• [Given data]
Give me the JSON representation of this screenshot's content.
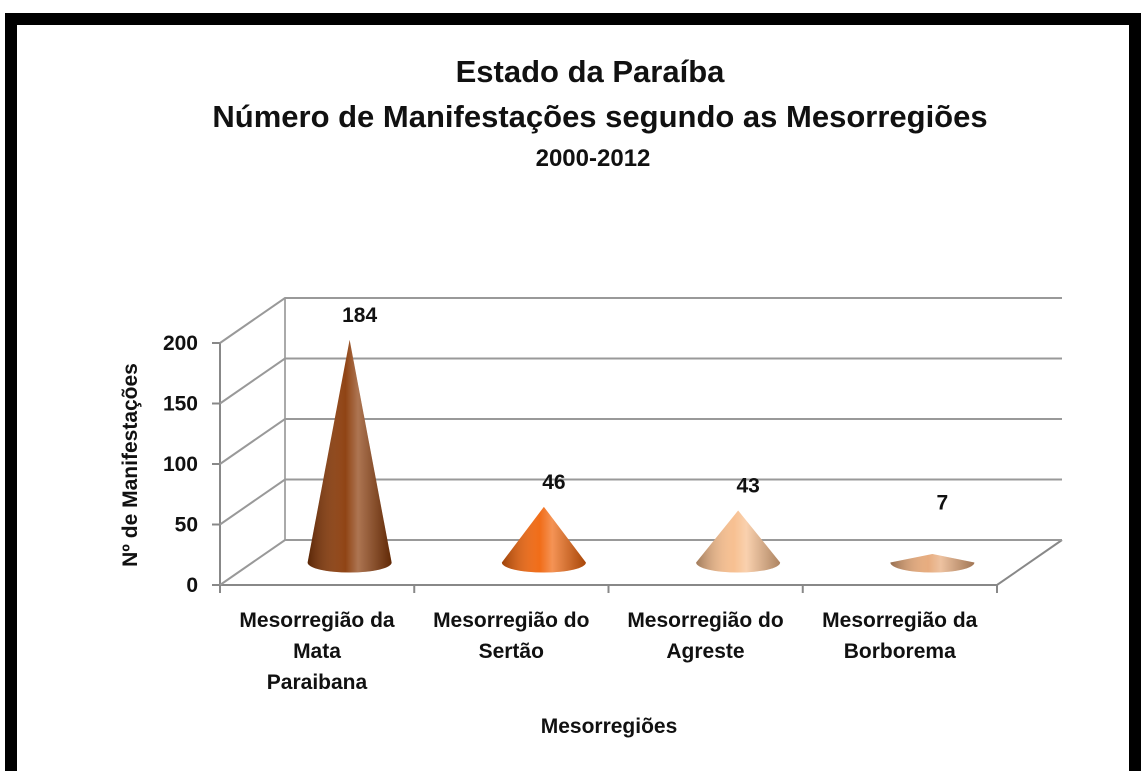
{
  "chart_data": {
    "type": "cone",
    "title": [
      "Estado da Paraíba",
      "Número de Manifestações segundo as Mesorregiões",
      "2000-2012"
    ],
    "x_label": "Mesorregiões",
    "y_label": "Nº de Manifestações",
    "categories": [
      "Mesorregião da\nMata\nParaibana",
      "Mesorregião do\nSertão",
      "Mesorregião do\nAgreste",
      "Mesorregião da\nBorborema"
    ],
    "values": [
      184,
      46,
      43,
      7
    ],
    "colors": [
      "#8a3a08",
      "#f0650c",
      "#f7bd8c",
      "#e6a878"
    ],
    "ylim": [
      0,
      200
    ],
    "yticks": [
      0,
      50,
      100,
      150,
      200
    ],
    "grid": true
  }
}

• [Written problem]
Repeat all of the entries word for word, but omit the pictures.

• [Task answer]
Give me the JSON representation of this screenshot's content.
{
  "chart_data": {
    "type": "cone",
    "title": [
      "Estado da Paraíba",
      "Número de Manifestações segundo as Mesorregiões",
      "2000-2012"
    ],
    "x_label": "Mesorregiões",
    "y_label": "Nº de Manifestações",
    "categories": [
      "Mesorregião da\nMata\nParaibana",
      "Mesorregião do\nSertão",
      "Mesorregião do\nAgreste",
      "Mesorregião da\nBorborema"
    ],
    "values": [
      184,
      46,
      43,
      7
    ],
    "colors": [
      "#8a3a08",
      "#f0650c",
      "#f7bd8c",
      "#e6a878"
    ],
    "ylim": [
      0,
      200
    ],
    "yticks": [
      0,
      50,
      100,
      150,
      200
    ],
    "grid": true
  }
}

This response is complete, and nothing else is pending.